§ WRITTEN INSTRUCTION
Retype all the records with nothing changed.

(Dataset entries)

>>>>>

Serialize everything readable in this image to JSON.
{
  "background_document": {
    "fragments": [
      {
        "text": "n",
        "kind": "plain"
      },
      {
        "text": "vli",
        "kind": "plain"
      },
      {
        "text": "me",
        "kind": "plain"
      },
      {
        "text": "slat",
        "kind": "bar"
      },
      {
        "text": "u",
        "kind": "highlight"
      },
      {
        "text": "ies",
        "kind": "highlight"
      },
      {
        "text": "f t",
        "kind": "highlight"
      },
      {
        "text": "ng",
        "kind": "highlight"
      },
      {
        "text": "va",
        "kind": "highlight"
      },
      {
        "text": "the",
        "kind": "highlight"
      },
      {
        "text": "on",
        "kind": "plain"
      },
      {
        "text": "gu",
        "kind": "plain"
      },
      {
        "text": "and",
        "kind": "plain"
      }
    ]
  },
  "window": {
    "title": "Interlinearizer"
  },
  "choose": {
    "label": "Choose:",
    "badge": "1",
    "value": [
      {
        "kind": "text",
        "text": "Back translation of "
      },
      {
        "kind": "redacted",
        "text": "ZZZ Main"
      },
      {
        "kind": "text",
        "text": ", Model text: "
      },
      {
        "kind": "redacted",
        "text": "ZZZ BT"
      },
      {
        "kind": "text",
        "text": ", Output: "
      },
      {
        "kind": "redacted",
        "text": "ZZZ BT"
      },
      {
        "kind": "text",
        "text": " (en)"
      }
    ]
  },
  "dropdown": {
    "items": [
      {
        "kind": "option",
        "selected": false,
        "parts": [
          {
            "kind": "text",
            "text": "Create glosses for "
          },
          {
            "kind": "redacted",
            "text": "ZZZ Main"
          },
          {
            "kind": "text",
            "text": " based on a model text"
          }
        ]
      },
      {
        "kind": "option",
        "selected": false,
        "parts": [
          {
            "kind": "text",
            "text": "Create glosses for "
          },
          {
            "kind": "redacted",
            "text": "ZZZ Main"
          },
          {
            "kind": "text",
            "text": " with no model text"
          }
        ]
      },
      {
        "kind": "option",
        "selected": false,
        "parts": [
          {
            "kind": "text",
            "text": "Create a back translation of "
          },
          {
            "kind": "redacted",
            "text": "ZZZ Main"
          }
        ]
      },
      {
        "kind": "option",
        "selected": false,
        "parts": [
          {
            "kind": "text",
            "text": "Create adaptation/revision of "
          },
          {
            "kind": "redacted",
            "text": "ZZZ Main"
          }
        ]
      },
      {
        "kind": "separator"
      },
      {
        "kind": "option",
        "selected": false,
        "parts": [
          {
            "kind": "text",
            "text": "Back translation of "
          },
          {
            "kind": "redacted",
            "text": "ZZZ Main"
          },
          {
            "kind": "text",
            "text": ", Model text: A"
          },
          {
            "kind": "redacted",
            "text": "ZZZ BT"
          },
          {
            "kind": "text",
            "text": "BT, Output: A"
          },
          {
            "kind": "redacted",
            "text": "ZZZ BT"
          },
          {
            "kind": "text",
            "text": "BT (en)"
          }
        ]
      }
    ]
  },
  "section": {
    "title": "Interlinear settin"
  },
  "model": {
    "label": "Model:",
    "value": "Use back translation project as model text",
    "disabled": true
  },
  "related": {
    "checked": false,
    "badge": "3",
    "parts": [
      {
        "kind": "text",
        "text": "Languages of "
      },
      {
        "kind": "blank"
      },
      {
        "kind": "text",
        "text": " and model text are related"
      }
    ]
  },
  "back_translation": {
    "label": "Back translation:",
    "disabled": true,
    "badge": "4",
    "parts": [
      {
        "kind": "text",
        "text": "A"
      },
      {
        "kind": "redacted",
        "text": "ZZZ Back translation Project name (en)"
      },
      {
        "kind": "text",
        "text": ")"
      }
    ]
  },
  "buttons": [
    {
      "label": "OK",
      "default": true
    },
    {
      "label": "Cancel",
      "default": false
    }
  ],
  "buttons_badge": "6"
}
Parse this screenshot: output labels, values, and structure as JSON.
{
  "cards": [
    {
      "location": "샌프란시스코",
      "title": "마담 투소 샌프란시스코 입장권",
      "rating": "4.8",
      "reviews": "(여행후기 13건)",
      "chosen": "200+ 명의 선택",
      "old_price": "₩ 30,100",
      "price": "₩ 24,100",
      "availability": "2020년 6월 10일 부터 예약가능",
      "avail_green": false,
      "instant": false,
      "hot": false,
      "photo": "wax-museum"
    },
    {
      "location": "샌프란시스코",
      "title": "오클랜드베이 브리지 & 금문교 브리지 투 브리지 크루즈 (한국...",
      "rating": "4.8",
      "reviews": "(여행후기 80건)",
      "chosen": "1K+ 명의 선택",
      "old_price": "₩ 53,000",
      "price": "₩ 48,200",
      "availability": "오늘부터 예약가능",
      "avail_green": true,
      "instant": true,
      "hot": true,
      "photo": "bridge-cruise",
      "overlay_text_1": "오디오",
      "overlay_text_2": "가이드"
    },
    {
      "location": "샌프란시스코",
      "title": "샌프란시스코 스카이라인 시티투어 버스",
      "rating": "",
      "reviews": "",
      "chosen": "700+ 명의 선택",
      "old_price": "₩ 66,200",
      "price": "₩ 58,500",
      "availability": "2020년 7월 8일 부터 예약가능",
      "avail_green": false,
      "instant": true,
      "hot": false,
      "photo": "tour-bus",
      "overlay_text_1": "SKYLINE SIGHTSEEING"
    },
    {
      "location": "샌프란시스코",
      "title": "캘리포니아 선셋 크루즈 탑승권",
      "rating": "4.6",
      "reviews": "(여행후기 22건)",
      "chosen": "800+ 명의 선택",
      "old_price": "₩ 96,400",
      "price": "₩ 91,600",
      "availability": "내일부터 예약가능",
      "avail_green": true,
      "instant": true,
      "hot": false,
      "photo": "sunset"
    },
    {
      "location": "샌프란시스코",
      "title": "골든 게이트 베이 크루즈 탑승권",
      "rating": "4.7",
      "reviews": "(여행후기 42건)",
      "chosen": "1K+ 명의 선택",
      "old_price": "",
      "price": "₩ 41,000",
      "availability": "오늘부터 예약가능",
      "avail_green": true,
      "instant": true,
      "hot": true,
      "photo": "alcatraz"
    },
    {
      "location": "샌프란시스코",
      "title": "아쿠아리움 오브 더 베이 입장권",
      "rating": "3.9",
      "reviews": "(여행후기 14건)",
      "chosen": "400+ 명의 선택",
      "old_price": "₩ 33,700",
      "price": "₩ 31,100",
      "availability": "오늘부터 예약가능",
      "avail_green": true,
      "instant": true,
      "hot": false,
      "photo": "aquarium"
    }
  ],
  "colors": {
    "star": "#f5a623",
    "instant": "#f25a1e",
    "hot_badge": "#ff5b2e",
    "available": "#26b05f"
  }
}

<<<<<

§ EXERCISE RESULT
Serialize everything readable in this image to JSON.
{
  "background_document": {
    "fragments": [
      {
        "text": "n",
        "kind": "plain"
      },
      {
        "text": "vli",
        "kind": "plain"
      },
      {
        "text": "me",
        "kind": "plain"
      },
      {
        "text": "slat",
        "kind": "bar"
      },
      {
        "text": "u",
        "kind": "highlight"
      },
      {
        "text": "ies",
        "kind": "highlight"
      },
      {
        "text": "f t",
        "kind": "highlight"
      },
      {
        "text": "ng",
        "kind": "highlight"
      },
      {
        "text": "va",
        "kind": "highlight"
      },
      {
        "text": "the",
        "kind": "highlight"
      },
      {
        "text": "on",
        "kind": "plain"
      },
      {
        "text": "gu",
        "kind": "plain"
      },
      {
        "text": "and",
        "kind": "plain"
      }
    ]
  },
  "window": {
    "title": "Interlinearizer"
  },
  "choose": {
    "label": "Choose:",
    "badge": "1",
    "value": [
      {
        "kind": "text",
        "text": "Back translation of "
      },
      {
        "kind": "redacted",
        "text": "ZZZ Main"
      },
      {
        "kind": "text",
        "text": ", Model text: "
      },
      {
        "kind": "redacted",
        "text": "ZZZ BT"
      },
      {
        "kind": "text",
        "text": ", Output: "
      },
      {
        "kind": "redacted",
        "text": "ZZZ BT"
      },
      {
        "kind": "text",
        "text": " (en)"
      }
    ]
  },
  "dropdown": {
    "items": [
      {
        "kind": "option",
        "selected": false,
        "parts": [
          {
            "kind": "text",
            "text": "Create glosses for "
          },
          {
            "kind": "redacted",
            "text": "ZZZ Main"
          },
          {
            "kind": "text",
            "text": " based on a model text"
          }
        ]
      },
      {
        "kind": "option",
        "selected": false,
        "parts": [
          {
            "kind": "text",
            "text": "Create glosses for "
          },
          {
            "kind": "redacted",
            "text": "ZZZ Main"
          },
          {
            "kind": "text",
            "text": " with no model text"
          }
        ]
      },
      {
        "kind": "option",
        "selected": false,
        "parts": [
          {
            "kind": "text",
            "text": "Create a back translation of "
          },
          {
            "kind": "redacted",
            "text": "ZZZ Main"
          }
        ]
      },
      {
        "kind": "option",
        "selected": false,
        "parts": [
          {
            "kind": "text",
            "text": "Create adaptation/revision of "
          },
          {
            "kind": "redacted",
            "text": "ZZZ Main"
          }
        ]
      },
      {
        "kind": "separator"
      },
      {
        "kind": "option",
        "selected": false,
        "parts": [
          {
            "kind": "text",
            "text": "Back translation of "
          },
          {
            "kind": "redacted",
            "text": "ZZZ Main"
          },
          {
            "kind": "text",
            "text": ", Model text: A"
          },
          {
            "kind": "redacted",
            "text": "ZZZ BT"
          },
          {
            "kind": "text",
            "text": "BT, Output: A"
          },
          {
            "kind": "redacted",
            "text": "ZZZ BT"
          },
          {
            "kind": "text",
            "text": "BT (en)"
          }
        ]
      }
    ]
  },
  "section": {
    "title": "Interlinear settin"
  },
  "model": {
    "label": "Model:",
    "value": "Use back translation project as model text",
    "disabled": true
  },
  "related": {
    "checked": false,
    "badge": "3",
    "parts": [
      {
        "kind": "text",
        "text": "Languages of "
      },
      {
        "kind": "blank"
      },
      {
        "kind": "text",
        "text": " and model text are related"
      }
    ]
  },
  "back_translation": {
    "label": "Back translation:",
    "disabled": true,
    "badge": "4",
    "parts": [
      {
        "kind": "text",
        "text": "A"
      },
      {
        "kind": "redacted",
        "text": "ZZZ Back translation Project name (en)"
      },
      {
        "kind": "text",
        "text": ")"
      }
    ]
  },
  "buttons": [
    {
      "label": "OK",
      "default": true
    },
    {
      "label": "Cancel",
      "default": false
    }
  ],
  "buttons_badge": "6"
}
Parse this screenshot: output labels, values, and structure as JSON.
{
  "cards": [
    {
      "location": "샌프란시스코",
      "title": "마담 투소 샌프란시스코 입장권",
      "rating": "4.8",
      "reviews": "(여행후기 13건)",
      "chosen": "200+ 명의 선택",
      "old_price": "₩ 30,100",
      "price": "₩ 24,100",
      "availability": "2020년 6월 10일 부터 예약가능",
      "avail_green": false,
      "instant": false,
      "hot": false,
      "photo": "wax-museum"
    },
    {
      "location": "샌프란시스코",
      "title": "오클랜드베이 브리지 & 금문교 브리지 투 브리지 크루즈 (한국...",
      "rating": "4.8",
      "reviews": "(여행후기 80건)",
      "chosen": "1K+ 명의 선택",
      "old_price": "₩ 53,000",
      "price": "₩ 48,200",
      "availability": "오늘부터 예약가능",
      "avail_green": true,
      "instant": true,
      "hot": true,
      "photo": "bridge-cruise",
      "overlay_text_1": "오디오",
      "overlay_text_2": "가이드"
    },
    {
      "location": "샌프란시스코",
      "title": "샌프란시스코 스카이라인 시티투어 버스",
      "rating": "",
      "reviews": "",
      "chosen": "700+ 명의 선택",
      "old_price": "₩ 66,200",
      "price": "₩ 58,500",
      "availability": "2020년 7월 8일 부터 예약가능",
      "avail_green": false,
      "instant": true,
      "hot": false,
      "photo": "tour-bus",
      "overlay_text_1": "SKYLINE SIGHTSEEING"
    },
    {
      "location": "샌프란시스코",
      "title": "캘리포니아 선셋 크루즈 탑승권",
      "rating": "4.6",
      "reviews": "(여행후기 22건)",
      "chosen": "800+ 명의 선택",
      "old_price": "₩ 96,400",
      "price": "₩ 91,600",
      "availability": "내일부터 예약가능",
      "avail_green": true,
      "instant": true,
      "hot": false,
      "photo": "sunset"
    },
    {
      "location": "샌프란시스코",
      "title": "골든 게이트 베이 크루즈 탑승권",
      "rating": "4.7",
      "reviews": "(여행후기 42건)",
      "chosen": "1K+ 명의 선택",
      "old_price": "",
      "price": "₩ 41,000",
      "availability": "오늘부터 예약가능",
      "avail_green": true,
      "instant": true,
      "hot": true,
      "photo": "alcatraz"
    },
    {
      "location": "샌프란시스코",
      "title": "아쿠아리움 오브 더 베이 입장권",
      "rating": "3.9",
      "reviews": "(여행후기 14건)",
      "chosen": "400+ 명의 선택",
      "old_price": "₩ 33,700",
      "price": "₩ 31,100",
      "availability": "오늘부터 예약가능",
      "avail_green": true,
      "instant": true,
      "hot": false,
      "photo": "aquarium"
    }
  ],
  "colors": {
    "star": "#f5a623",
    "instant": "#f25a1e",
    "hot_badge": "#ff5b2e",
    "available": "#26b05f"
  }
}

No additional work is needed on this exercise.